(Work required):
Return only the number of lines holding the word "screenshot".

─── Entries supplied ───

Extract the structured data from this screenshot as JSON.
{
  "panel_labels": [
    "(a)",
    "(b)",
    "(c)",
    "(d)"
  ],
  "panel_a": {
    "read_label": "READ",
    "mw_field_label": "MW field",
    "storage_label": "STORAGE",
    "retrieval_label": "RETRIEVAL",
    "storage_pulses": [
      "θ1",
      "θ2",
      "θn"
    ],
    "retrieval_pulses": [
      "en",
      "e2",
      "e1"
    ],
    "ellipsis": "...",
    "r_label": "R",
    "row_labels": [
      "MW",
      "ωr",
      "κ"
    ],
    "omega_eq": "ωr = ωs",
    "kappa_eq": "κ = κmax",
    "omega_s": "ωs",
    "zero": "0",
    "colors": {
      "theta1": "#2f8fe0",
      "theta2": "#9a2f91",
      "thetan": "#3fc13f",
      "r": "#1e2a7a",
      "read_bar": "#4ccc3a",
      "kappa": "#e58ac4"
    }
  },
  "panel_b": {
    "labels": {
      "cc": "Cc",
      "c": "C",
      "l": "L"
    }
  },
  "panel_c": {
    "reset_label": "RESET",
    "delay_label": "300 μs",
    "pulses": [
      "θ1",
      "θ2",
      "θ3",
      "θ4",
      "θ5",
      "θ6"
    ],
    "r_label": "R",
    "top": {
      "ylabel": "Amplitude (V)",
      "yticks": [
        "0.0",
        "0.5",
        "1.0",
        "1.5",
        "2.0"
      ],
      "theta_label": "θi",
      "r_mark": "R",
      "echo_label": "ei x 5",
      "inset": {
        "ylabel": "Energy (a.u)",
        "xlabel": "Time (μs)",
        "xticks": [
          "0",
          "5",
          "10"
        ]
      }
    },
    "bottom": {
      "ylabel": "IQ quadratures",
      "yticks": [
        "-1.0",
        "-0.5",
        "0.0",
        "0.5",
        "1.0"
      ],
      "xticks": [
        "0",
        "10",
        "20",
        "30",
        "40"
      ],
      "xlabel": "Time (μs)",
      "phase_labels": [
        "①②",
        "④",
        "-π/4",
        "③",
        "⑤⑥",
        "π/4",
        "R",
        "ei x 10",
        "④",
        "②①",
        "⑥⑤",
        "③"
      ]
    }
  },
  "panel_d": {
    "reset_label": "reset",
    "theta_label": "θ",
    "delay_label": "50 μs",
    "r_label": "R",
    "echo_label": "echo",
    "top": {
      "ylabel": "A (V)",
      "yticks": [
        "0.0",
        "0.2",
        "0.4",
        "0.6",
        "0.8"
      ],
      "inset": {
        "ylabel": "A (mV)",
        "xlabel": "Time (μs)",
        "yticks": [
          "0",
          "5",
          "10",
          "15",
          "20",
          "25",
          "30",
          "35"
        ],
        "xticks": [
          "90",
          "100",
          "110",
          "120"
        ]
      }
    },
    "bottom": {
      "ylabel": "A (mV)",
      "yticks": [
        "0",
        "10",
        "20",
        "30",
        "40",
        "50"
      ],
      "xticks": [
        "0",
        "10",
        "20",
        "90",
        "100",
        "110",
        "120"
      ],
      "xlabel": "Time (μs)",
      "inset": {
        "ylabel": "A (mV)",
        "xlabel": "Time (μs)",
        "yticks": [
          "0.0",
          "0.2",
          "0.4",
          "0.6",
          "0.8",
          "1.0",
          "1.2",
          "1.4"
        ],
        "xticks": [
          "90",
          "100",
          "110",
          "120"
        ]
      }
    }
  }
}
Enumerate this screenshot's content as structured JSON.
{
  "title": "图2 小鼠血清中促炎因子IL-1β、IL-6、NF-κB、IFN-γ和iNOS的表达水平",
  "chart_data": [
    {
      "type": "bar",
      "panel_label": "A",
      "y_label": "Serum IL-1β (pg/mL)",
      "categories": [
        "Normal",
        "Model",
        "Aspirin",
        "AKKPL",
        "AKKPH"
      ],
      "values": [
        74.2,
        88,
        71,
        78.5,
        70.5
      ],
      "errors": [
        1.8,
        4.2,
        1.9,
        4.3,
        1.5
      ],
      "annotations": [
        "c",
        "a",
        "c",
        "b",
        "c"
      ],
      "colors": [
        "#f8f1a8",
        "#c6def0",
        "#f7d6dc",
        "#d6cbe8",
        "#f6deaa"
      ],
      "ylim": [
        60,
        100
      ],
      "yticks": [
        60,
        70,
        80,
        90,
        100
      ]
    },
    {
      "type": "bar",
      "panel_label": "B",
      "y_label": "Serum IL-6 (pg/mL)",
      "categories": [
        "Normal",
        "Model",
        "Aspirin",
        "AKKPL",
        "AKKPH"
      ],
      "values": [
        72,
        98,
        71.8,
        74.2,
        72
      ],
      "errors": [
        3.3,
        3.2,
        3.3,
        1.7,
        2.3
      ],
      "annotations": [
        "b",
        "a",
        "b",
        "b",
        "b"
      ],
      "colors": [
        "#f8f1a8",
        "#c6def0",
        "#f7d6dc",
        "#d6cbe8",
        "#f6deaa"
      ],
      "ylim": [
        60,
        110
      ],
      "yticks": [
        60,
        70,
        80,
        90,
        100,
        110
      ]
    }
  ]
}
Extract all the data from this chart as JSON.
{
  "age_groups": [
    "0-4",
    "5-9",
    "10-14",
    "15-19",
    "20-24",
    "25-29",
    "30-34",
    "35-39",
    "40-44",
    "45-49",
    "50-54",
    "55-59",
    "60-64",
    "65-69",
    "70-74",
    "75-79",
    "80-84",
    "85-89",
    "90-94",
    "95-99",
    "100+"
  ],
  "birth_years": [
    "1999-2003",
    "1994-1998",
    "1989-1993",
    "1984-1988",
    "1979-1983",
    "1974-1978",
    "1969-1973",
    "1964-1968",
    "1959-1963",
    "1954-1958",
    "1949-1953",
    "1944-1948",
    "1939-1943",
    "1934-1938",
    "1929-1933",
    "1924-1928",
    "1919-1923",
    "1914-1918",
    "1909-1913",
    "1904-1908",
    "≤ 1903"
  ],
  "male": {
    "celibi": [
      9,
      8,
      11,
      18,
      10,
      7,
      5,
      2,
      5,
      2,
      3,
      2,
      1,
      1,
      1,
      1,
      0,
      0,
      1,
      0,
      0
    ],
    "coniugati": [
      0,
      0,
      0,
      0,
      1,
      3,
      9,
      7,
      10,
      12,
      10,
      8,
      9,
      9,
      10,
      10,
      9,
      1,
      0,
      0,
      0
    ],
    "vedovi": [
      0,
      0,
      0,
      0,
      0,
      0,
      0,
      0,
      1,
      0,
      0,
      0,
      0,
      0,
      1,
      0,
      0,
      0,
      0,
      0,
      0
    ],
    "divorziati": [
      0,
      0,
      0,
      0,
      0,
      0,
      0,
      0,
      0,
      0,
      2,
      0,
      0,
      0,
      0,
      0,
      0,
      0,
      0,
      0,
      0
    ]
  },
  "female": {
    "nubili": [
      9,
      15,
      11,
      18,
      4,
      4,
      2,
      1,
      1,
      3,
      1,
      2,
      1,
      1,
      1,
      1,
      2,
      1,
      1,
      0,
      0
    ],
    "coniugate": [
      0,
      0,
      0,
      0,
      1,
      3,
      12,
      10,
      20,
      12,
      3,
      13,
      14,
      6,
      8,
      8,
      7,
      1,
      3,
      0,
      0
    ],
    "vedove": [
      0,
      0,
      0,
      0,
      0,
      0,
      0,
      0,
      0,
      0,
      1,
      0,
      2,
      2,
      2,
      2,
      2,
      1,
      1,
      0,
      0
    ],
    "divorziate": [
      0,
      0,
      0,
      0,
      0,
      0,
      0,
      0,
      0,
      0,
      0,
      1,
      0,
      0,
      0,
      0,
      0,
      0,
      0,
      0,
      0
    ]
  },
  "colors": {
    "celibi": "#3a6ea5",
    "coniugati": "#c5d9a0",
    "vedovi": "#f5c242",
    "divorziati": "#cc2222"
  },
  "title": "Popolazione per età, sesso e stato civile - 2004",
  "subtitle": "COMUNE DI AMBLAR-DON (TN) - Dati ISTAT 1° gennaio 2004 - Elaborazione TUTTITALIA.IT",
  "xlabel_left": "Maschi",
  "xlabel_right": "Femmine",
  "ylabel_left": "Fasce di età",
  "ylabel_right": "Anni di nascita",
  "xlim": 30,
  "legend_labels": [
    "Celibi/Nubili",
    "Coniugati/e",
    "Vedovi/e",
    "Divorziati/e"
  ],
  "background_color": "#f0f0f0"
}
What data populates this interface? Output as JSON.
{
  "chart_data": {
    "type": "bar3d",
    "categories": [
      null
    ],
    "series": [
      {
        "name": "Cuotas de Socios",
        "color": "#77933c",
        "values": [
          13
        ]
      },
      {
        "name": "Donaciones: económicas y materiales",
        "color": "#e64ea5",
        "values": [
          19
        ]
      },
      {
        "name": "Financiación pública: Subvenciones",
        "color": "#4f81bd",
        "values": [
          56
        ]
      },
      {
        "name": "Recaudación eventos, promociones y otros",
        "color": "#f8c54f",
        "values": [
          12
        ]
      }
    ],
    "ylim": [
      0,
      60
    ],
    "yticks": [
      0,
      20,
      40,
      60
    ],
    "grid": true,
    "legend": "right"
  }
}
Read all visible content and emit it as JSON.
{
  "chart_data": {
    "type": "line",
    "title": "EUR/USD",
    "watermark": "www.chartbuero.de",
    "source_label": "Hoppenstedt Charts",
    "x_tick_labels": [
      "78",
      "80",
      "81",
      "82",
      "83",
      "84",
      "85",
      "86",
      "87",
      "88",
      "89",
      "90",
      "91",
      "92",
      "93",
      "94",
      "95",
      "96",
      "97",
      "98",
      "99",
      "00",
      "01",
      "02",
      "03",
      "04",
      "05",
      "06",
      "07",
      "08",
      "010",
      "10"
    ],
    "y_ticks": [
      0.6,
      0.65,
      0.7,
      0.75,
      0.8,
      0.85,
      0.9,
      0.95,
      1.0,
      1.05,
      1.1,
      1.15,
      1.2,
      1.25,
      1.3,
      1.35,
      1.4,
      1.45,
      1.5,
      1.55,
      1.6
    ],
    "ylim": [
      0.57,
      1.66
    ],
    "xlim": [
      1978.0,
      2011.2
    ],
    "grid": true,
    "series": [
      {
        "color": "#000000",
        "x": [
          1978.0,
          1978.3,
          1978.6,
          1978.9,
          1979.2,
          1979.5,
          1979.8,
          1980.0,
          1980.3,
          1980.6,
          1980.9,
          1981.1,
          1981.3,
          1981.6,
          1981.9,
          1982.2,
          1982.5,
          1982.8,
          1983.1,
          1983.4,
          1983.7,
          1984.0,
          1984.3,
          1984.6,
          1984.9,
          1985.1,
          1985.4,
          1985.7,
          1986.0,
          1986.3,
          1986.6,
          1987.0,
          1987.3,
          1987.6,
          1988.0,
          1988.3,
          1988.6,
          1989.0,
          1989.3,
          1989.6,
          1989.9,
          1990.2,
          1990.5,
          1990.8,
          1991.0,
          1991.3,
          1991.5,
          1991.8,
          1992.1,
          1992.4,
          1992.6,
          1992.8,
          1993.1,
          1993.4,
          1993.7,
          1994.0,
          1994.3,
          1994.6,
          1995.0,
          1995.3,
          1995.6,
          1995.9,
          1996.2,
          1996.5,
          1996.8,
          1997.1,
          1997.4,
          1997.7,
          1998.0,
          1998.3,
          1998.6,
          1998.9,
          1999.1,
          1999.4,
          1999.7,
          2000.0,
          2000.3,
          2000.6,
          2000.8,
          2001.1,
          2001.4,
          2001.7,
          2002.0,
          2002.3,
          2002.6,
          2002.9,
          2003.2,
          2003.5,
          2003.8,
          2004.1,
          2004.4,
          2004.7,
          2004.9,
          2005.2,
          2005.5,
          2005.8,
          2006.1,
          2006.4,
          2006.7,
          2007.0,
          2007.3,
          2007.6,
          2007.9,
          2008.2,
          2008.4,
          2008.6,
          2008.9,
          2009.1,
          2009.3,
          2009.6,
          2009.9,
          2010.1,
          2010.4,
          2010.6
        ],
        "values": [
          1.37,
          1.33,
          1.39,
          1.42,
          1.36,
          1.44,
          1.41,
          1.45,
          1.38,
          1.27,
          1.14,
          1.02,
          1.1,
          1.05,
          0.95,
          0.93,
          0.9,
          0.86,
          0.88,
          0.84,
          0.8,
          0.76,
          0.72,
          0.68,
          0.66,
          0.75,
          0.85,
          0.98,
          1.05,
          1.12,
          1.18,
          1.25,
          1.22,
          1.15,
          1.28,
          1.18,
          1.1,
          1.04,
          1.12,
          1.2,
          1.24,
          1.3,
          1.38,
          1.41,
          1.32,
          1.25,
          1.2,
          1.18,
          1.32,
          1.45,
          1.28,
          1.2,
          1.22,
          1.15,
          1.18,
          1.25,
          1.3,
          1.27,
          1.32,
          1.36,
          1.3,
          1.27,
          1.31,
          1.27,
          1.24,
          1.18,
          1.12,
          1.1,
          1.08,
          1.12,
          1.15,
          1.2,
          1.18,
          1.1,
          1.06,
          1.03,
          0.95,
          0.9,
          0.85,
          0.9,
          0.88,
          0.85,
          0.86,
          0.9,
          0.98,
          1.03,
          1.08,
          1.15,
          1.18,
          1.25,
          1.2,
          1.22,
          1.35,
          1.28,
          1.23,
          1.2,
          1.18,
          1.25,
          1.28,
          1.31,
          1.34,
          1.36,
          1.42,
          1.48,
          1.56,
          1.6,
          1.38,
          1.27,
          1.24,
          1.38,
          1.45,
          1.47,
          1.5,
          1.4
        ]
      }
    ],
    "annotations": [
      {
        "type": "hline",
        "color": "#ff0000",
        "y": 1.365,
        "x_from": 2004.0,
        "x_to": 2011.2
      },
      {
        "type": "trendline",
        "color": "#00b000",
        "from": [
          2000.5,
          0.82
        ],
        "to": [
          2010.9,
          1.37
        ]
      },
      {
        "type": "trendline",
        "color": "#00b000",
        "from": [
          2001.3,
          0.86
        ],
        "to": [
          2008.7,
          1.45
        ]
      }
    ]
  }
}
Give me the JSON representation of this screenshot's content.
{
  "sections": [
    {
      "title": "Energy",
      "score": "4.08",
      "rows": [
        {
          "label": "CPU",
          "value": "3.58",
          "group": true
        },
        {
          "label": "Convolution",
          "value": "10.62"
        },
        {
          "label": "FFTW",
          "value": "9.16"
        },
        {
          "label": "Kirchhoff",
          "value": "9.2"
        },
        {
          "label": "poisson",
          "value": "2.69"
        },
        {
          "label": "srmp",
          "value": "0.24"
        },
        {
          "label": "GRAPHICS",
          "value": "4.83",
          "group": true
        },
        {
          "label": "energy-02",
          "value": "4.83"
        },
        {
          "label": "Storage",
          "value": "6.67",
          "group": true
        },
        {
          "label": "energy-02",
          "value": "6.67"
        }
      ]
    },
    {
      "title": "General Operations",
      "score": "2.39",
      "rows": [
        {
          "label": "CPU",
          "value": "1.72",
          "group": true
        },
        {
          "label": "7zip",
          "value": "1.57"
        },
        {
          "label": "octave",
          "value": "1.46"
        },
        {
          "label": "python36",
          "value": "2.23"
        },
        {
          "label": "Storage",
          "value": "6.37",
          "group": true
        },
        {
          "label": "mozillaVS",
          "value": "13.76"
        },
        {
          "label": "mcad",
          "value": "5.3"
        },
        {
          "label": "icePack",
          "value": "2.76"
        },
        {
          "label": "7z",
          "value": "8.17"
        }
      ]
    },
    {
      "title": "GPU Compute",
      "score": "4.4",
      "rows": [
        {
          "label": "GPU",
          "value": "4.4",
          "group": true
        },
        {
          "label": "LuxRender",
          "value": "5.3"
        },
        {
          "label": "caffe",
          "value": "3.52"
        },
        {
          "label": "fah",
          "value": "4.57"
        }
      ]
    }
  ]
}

───

(Result below):
3